Problem to work on:
Copy each line with the word "Ctrl" in it.

— Start of Extracted data —

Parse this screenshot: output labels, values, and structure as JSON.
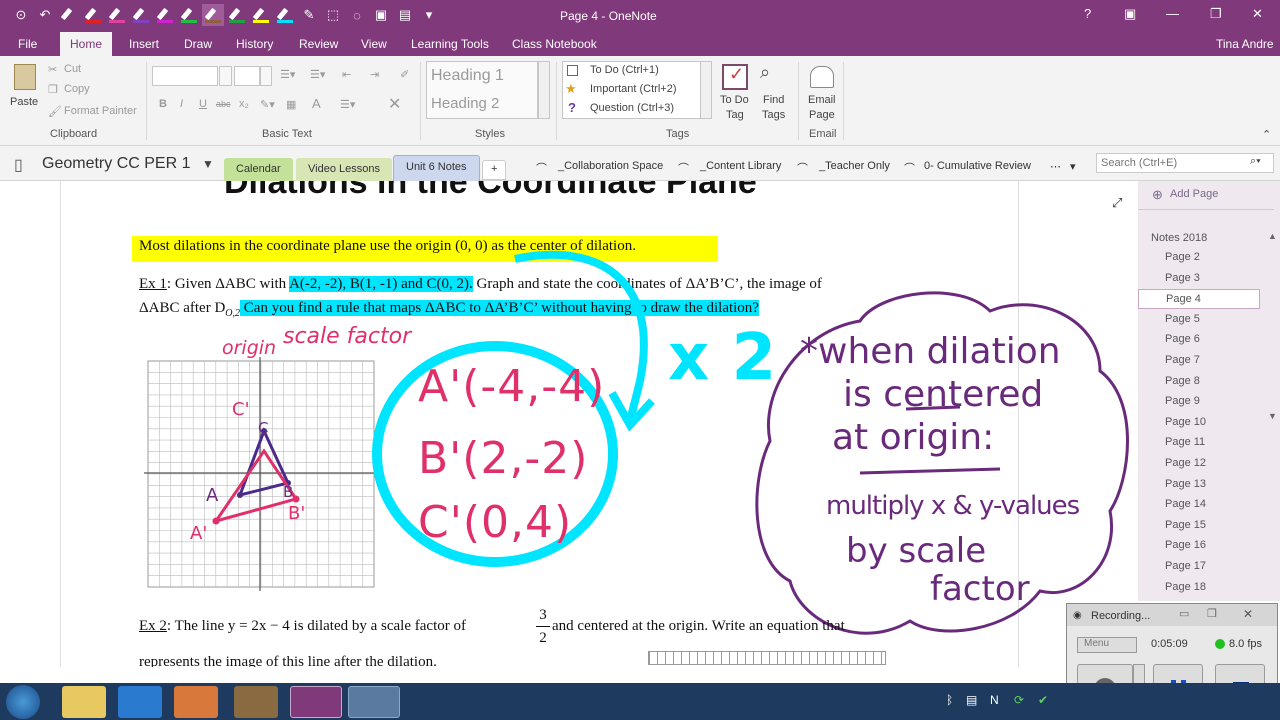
{
  "window": {
    "title": "Page 4 - OneNote",
    "user": "Tina Andre",
    "help": "?"
  },
  "ribbon_tabs": [
    "File",
    "Home",
    "Insert",
    "Draw",
    "History",
    "Review",
    "View",
    "Learning Tools",
    "Class Notebook"
  ],
  "clipboard": {
    "paste": "Paste",
    "cut": "Cut",
    "copy": "Copy",
    "format_painter": "Format Painter",
    "label": "Clipboard"
  },
  "basic_text": {
    "label": "Basic Text",
    "bold": "B",
    "italic": "I",
    "underline": "U",
    "strike": "abc",
    "sub": "x₂",
    "font_a": "A",
    "clear": "✕"
  },
  "styles": {
    "heading1": "Heading 1",
    "heading2": "Heading 2",
    "label": "Styles"
  },
  "tags": {
    "todo": "To Do (Ctrl+1)",
    "important": "Important (Ctrl+2)",
    "question": "Question (Ctrl+3)",
    "label": "Tags",
    "todo_tag": "To Do",
    "todo_tag2": "Tag",
    "find": "Find",
    "find2": "Tags"
  },
  "email": {
    "label": "Email",
    "email_page": "Email",
    "email_page2": "Page"
  },
  "notebook": {
    "name": "Geometry CC PER 1",
    "sections": [
      "Calendar",
      "Video Lessons",
      "Unit 6 Notes",
      "+"
    ],
    "links": [
      "_Collaboration Space",
      "_Content Library",
      "_Teacher Only",
      "0- Cumulative Review"
    ],
    "search_placeholder": "Search (Ctrl+E)"
  },
  "page": {
    "heading": "Dilations in the Coordinate Plane",
    "intro": "Most dilations in the coordinate plane use the origin (0, 0) as the center of dilation.",
    "ex1_label": "Ex 1",
    "ex1_a": ":  Given ΔABC with ",
    "ex1_pts": "A(-2, -2), B(1, -1) and C(0, 2).",
    "ex1_b": "  Graph and state the coordinates of ΔA’B’C’, the image of",
    "ex1_c": "ΔABC after D",
    "ex1_sub": "O,2",
    "ex1_q": "  Can you find a rule that maps ΔABC to ΔA’B’C’ without having to draw the dilation?",
    "ex2_label": "Ex 2",
    "ex2_a": ":  The line  y = 2x − 4  is dilated by a scale factor of",
    "ex2_num": "3",
    "ex2_den": "2",
    "ex2_b": "  and centered at the origin. Write an  equation that",
    "ex2_c": "represents the image of this line after the dilation."
  },
  "ink": {
    "origin": "origin",
    "scale_factor": "scale factor",
    "a1": "A'(-4,-4)",
    "b1": "B'(2,-2)",
    "c1": "C'(0,4)",
    "times2": "x 2",
    "note1": "*when dilation",
    "note2": "is centered",
    "note3": "at origin:",
    "note4": "multiply x & y-values",
    "note5": "by scale",
    "note6": "factor",
    "lbl_A": "A",
    "lbl_Ap": "A'",
    "lbl_B": "B",
    "lbl_Bp": "B'",
    "lbl_C": "C",
    "lbl_Cp": "C'"
  },
  "pages_pane": {
    "add_page": "Add Page",
    "group": "Notes 2018",
    "pages": [
      "Page 2",
      "Page 3",
      "Page 4",
      "Page 5",
      "Page 6",
      "Page 7",
      "Page 8",
      "Page 9",
      "Page 10",
      "Page 11",
      "Page 12",
      "Page 13",
      "Page 14",
      "Page 15",
      "Page 16",
      "Page 17",
      "Page 18"
    ],
    "selected": "Page 4"
  },
  "recorder": {
    "title": "Recording...",
    "menu": "Menu",
    "time": "0:05:09",
    "fps": "8.0 fps"
  },
  "colors": {
    "accent": "#80397b",
    "yellow": "#ffff00",
    "cyan": "#00e5ff",
    "ink_pink": "#e0306a",
    "ink_purple": "#6a2a7c"
  }
}
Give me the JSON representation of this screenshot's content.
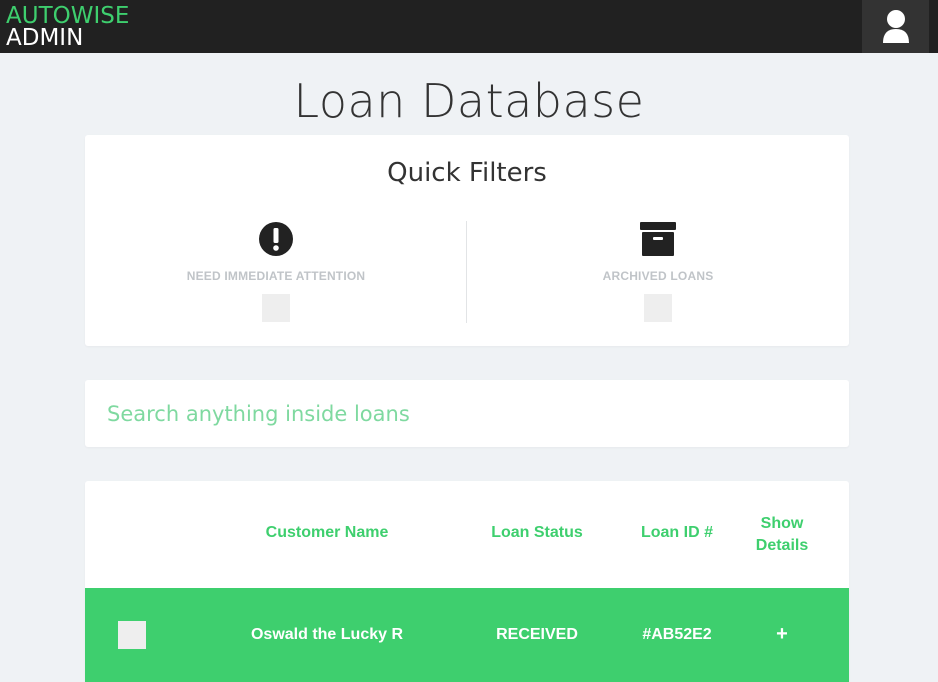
{
  "header": {
    "brand_line1": "AUTOWISE",
    "brand_line2": "ADMIN",
    "user_icon": "user-icon"
  },
  "page": {
    "title": "Loan Database"
  },
  "quick_filters": {
    "title": "Quick Filters",
    "items": [
      {
        "label": "NEED IMMEDIATE ATTENTION",
        "icon": "alert-circle-icon",
        "checked": false
      },
      {
        "label": "ARCHIVED LOANS",
        "icon": "archive-box-icon",
        "checked": false
      }
    ]
  },
  "search": {
    "placeholder": "Search anything inside loans",
    "value": ""
  },
  "table": {
    "columns": {
      "customer_name": "Customer Name",
      "loan_status": "Loan Status",
      "loan_id": "Loan ID #",
      "show_details": "Show Details"
    },
    "rows": [
      {
        "selected": false,
        "customer_name": "Oswald the Lucky R",
        "loan_status": "RECEIVED",
        "loan_id": "#AB52E2",
        "details_toggle": "+"
      }
    ]
  },
  "colors": {
    "accent": "#3ecf6e",
    "topbar": "#212121",
    "background": "#eff2f5"
  }
}
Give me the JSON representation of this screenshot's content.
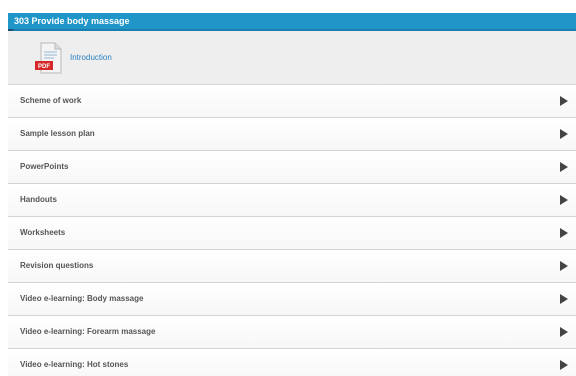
{
  "header": {
    "title": "303 Provide body massage"
  },
  "intro": {
    "link_label": "Introduction",
    "file_badge": "PDF"
  },
  "list": {
    "items": [
      {
        "label": "Scheme of work"
      },
      {
        "label": "Sample lesson plan"
      },
      {
        "label": "PowerPoints"
      },
      {
        "label": "Handouts"
      },
      {
        "label": "Worksheets"
      },
      {
        "label": "Revision questions"
      },
      {
        "label": "Video e-learning: Body massage"
      },
      {
        "label": "Video e-learning: Forearm massage"
      },
      {
        "label": "Video e-learning: Hot stones"
      }
    ]
  },
  "colors": {
    "header_bg": "#1f95c8",
    "link": "#2a7fbf",
    "pdf_badge": "#d62828"
  },
  "icons": {
    "intro": "pdf-file-icon",
    "list_item": "chevron-right-icon"
  }
}
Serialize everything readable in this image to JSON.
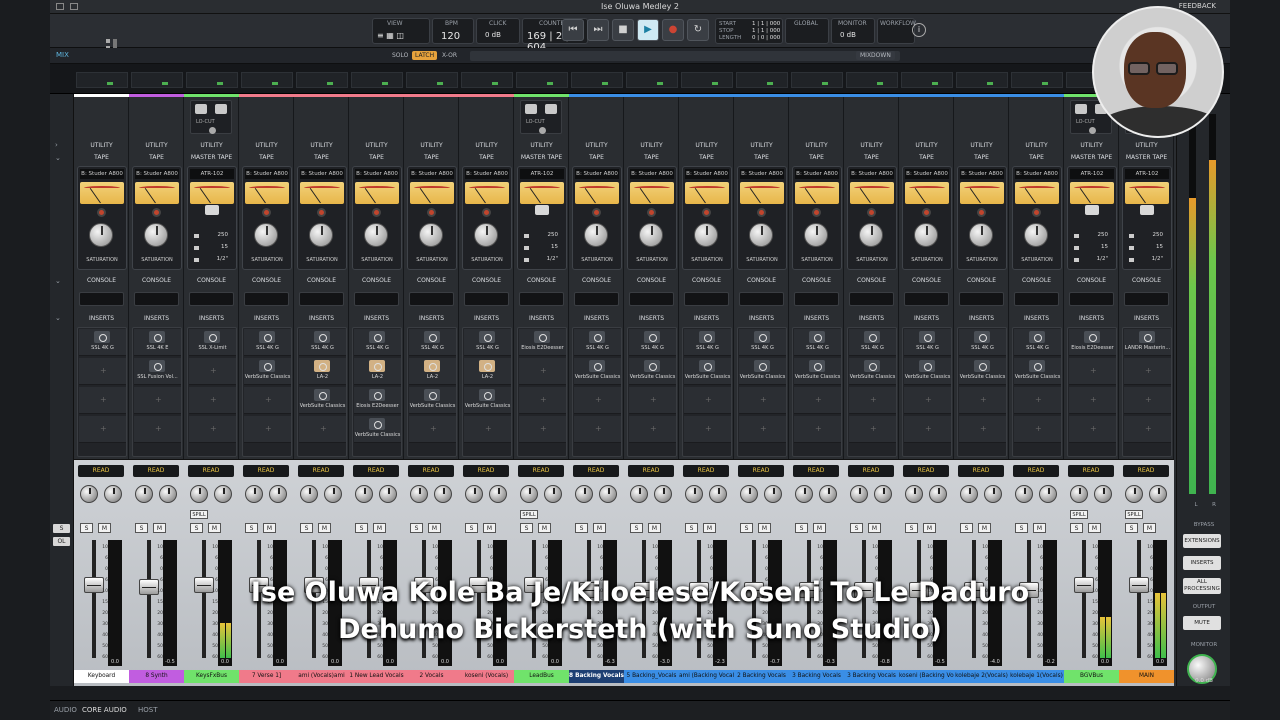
{
  "window": {
    "song_title": "Ise Oluwa Medley 2",
    "feedback_label": "FEEDBACK"
  },
  "transport": {
    "view_label": "VIEW",
    "bpm_label": "BPM",
    "bpm_value": "120",
    "click_label": "CLICK",
    "click_value": "0 dB",
    "counter_label": "COUNTER",
    "counter_value": "169 | 2 | 604",
    "start_label": "START",
    "stop_label": "STOP",
    "length_label": "LENGTH",
    "start_value": "1 | 1 | 000",
    "stop_value": "1 | 1 | 000",
    "length_value": "0 | 0 | 000",
    "global_label": "GLOBAL",
    "monitor_label": "MONITOR",
    "monitor_value": "0 dB",
    "workflow_label": "WORKFLOW"
  },
  "mixbar": {
    "mix_label": "MIX",
    "solo_label": "SOLO",
    "latch_label": "LATCH",
    "xor_label": "X-OR",
    "mixdown_label": "MIXDOWN"
  },
  "sections": {
    "utility": "UTILITY",
    "console": "CONSOLE",
    "inserts": "INSERTS",
    "read": "READ",
    "saturation": "SATURATION",
    "lo_cut": "LO-CUT",
    "spill": "SPILL"
  },
  "channels": [
    {
      "name": "Keyboard",
      "color": "#ffffff",
      "tape": "TAPE",
      "tape_model": "B: Studer A800",
      "kind": "tape",
      "inserts": [
        "SSL 4K G"
      ],
      "db": "0.0",
      "pan_level": 0.15,
      "fader": 0.62,
      "meter": 0
    },
    {
      "name": "8 Synth",
      "color": "#c15de0",
      "tape": "TAPE",
      "tape_model": "B: Studer A800",
      "kind": "tape",
      "inserts": [
        "SSL 4K E",
        "SSL Fusion Vol..."
      ],
      "db": "-0.5",
      "pan_level": 0.15,
      "fader": 0.6,
      "meter": 0
    },
    {
      "name": "KeysFxBus",
      "color": "#70e36b",
      "tape": "MASTER TAPE",
      "tape_model": "ATR-102",
      "kind": "master",
      "inserts": [
        "SSL X-Limit"
      ],
      "db": "0.0",
      "pan_level": 0.15,
      "fader": 0.62,
      "meter": 0.3,
      "spill": true
    },
    {
      "name": "7 Verse 1]",
      "color": "#f07a8a",
      "tape": "TAPE",
      "tape_model": "B: Studer A800",
      "kind": "tape",
      "inserts": [
        "SSL 4K G",
        "VerbSuite Classics"
      ],
      "db": "0.0",
      "pan_level": 0.15,
      "fader": 0.62,
      "meter": 0
    },
    {
      "name": "ami (Vocals)ami",
      "color": "#f07a8a",
      "tape": "TAPE",
      "tape_model": "B: Studer A800",
      "kind": "tape",
      "inserts": [
        "SSL 4K G",
        "LA-2",
        "VerbSuite Classics"
      ],
      "db": "0.0",
      "pan_level": 0.15,
      "fader": 0.62,
      "meter": 0
    },
    {
      "name": "1 New Lead Vocals",
      "color": "#f07a8a",
      "tape": "TAPE",
      "tape_model": "B: Studer A800",
      "kind": "tape",
      "inserts": [
        "SSL 4K G",
        "LA-2",
        "Eiosis E2Deesser",
        "VerbSuite Classics"
      ],
      "db": "0.0",
      "pan_level": 0.15,
      "fader": 0.62,
      "meter": 0
    },
    {
      "name": "2 Vocals",
      "color": "#f07a8a",
      "tape": "TAPE",
      "tape_model": "B: Studer A800",
      "kind": "tape",
      "inserts": [
        "SSL 4K G",
        "LA-2",
        "VerbSuite Classics"
      ],
      "db": "0.0",
      "pan_level": 0.15,
      "fader": 0.62,
      "meter": 0
    },
    {
      "name": "koseni (Vocals)",
      "color": "#f07a8a",
      "tape": "TAPE",
      "tape_model": "B: Studer A800",
      "kind": "tape",
      "inserts": [
        "SSL 4K G",
        "LA-2",
        "VerbSuite Classics"
      ],
      "db": "0.0",
      "pan_level": 0.15,
      "fader": 0.62,
      "meter": 0
    },
    {
      "name": "LeadBus",
      "color": "#70e36b",
      "tape": "MASTER TAPE",
      "tape_model": "ATR-102",
      "kind": "master",
      "inserts": [
        "Eiosis E2Deesser"
      ],
      "db": "0.0",
      "pan_level": 0.15,
      "fader": 0.62,
      "meter": 0,
      "spill": true
    },
    {
      "name": "8 Backing Vocals",
      "color": "#3a8ee6",
      "tape": "TAPE",
      "tape_model": "B: Studer A800",
      "kind": "tape",
      "inserts": [
        "SSL 4K G",
        "VerbSuite Classics"
      ],
      "db": "-6.3",
      "pan_level": 0.15,
      "fader": 0.58,
      "meter": 0,
      "selected": true
    },
    {
      "name": "5 Backing_Vocals",
      "color": "#3a8ee6",
      "tape": "TAPE",
      "tape_model": "B: Studer A800",
      "kind": "tape",
      "inserts": [
        "SSL 4K G",
        "VerbSuite Classics"
      ],
      "db": "-3.0",
      "pan_level": 0.15,
      "fader": 0.58,
      "meter": 0
    },
    {
      "name": "ami (Backing Vocals)",
      "color": "#3a8ee6",
      "tape": "TAPE",
      "tape_model": "B: Studer A800",
      "kind": "tape",
      "inserts": [
        "SSL 4K G",
        "VerbSuite Classics"
      ],
      "db": "-2.3",
      "pan_level": 0.15,
      "fader": 0.58,
      "meter": 0
    },
    {
      "name": "2 Backing Vocals",
      "color": "#3a8ee6",
      "tape": "TAPE",
      "tape_model": "B: Studer A800",
      "kind": "tape",
      "inserts": [
        "SSL 4K G",
        "VerbSuite Classics"
      ],
      "db": "-0.7",
      "pan_level": 0.15,
      "fader": 0.58,
      "meter": 0
    },
    {
      "name": "3 Backing Vocals",
      "color": "#3a8ee6",
      "tape": "TAPE",
      "tape_model": "B: Studer A800",
      "kind": "tape",
      "inserts": [
        "SSL 4K G",
        "VerbSuite Classics"
      ],
      "db": "-0.3",
      "pan_level": 0.15,
      "fader": 0.58,
      "meter": 0
    },
    {
      "name": "3 Backing Vocals",
      "color": "#3a8ee6",
      "tape": "TAPE",
      "tape_model": "B: Studer A800",
      "kind": "tape",
      "inserts": [
        "SSL 4K G",
        "VerbSuite Classics"
      ],
      "db": "-0.8",
      "pan_level": 0.15,
      "fader": 0.58,
      "meter": 0
    },
    {
      "name": "koseni (Backing Vocals)",
      "color": "#3a8ee6",
      "tape": "TAPE",
      "tape_model": "B: Studer A800",
      "kind": "tape",
      "inserts": [
        "SSL 4K G",
        "VerbSuite Classics"
      ],
      "db": "-0.5",
      "pan_level": 0.15,
      "fader": 0.58,
      "meter": 0
    },
    {
      "name": "kolebaje 2(Vocals)",
      "color": "#3a8ee6",
      "tape": "TAPE",
      "tape_model": "B: Studer A800",
      "kind": "tape",
      "inserts": [
        "SSL 4K G",
        "VerbSuite Classics"
      ],
      "db": "-4.0",
      "pan_level": 0.15,
      "fader": 0.58,
      "meter": 0
    },
    {
      "name": "kolebaje 1(Vocals)",
      "color": "#3a8ee6",
      "tape": "TAPE",
      "tape_model": "B: Studer A800",
      "kind": "tape",
      "inserts": [
        "SSL 4K G",
        "VerbSuite Classics"
      ],
      "db": "-0.2",
      "pan_level": 0.15,
      "fader": 0.58,
      "meter": 0
    },
    {
      "name": "BGVBus",
      "color": "#70e36b",
      "tape": "MASTER TAPE",
      "tape_model": "ATR-102",
      "kind": "master",
      "inserts": [
        "Eiosis E2Deesser"
      ],
      "db": "0.0",
      "pan_level": 0.15,
      "fader": 0.62,
      "meter": 0.35,
      "spill": true
    },
    {
      "name": "MAIN",
      "color": "#f0922c",
      "tape": "MASTER TAPE",
      "tape_model": "ATR-102",
      "kind": "master",
      "inserts": [
        "LANDR Masterin..."
      ],
      "db": "0.0",
      "pan_level": 0.15,
      "fader": 0.62,
      "meter": 0.55,
      "spill": true
    }
  ],
  "master_values": [
    "250",
    "15",
    "1/2\""
  ],
  "scale_ticks": [
    "10",
    "6",
    "0",
    "6",
    "10",
    "15",
    "20",
    "30",
    "40",
    "50",
    "60"
  ],
  "right_panel": {
    "bypass_label": "BYPASS",
    "extensions_label": "EXTENSIONS",
    "inserts_label": "INSERTS",
    "all_processing_label": "ALL PROCESSING",
    "output_label": "OUTPUT",
    "mute_label": "MUTE",
    "monitor_label": "MONITOR",
    "monitor_db": "0.0 dB",
    "l_label": "L",
    "r_label": "R",
    "level_left": 0.78,
    "level_right": 0.88
  },
  "statusbar": {
    "audio": "AUDIO",
    "core_audio": "CORE AUDIO",
    "host": "HOST"
  },
  "caption": {
    "line1": "Ise Oluwa Kole Ba Je/Kiloelese/Koseni To Le Daduro",
    "line2": "Dehumo Bickersteth (with Suno Studio)"
  }
}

— End of Extracted data —

Answer to this task:
    "todo": "To Do (Ctrl+1)",
    "important": "Important (Ctrl+2)",
    "question": "Question (Ctrl+3)",
    "search_placeholder": "Search (Ctrl+E)"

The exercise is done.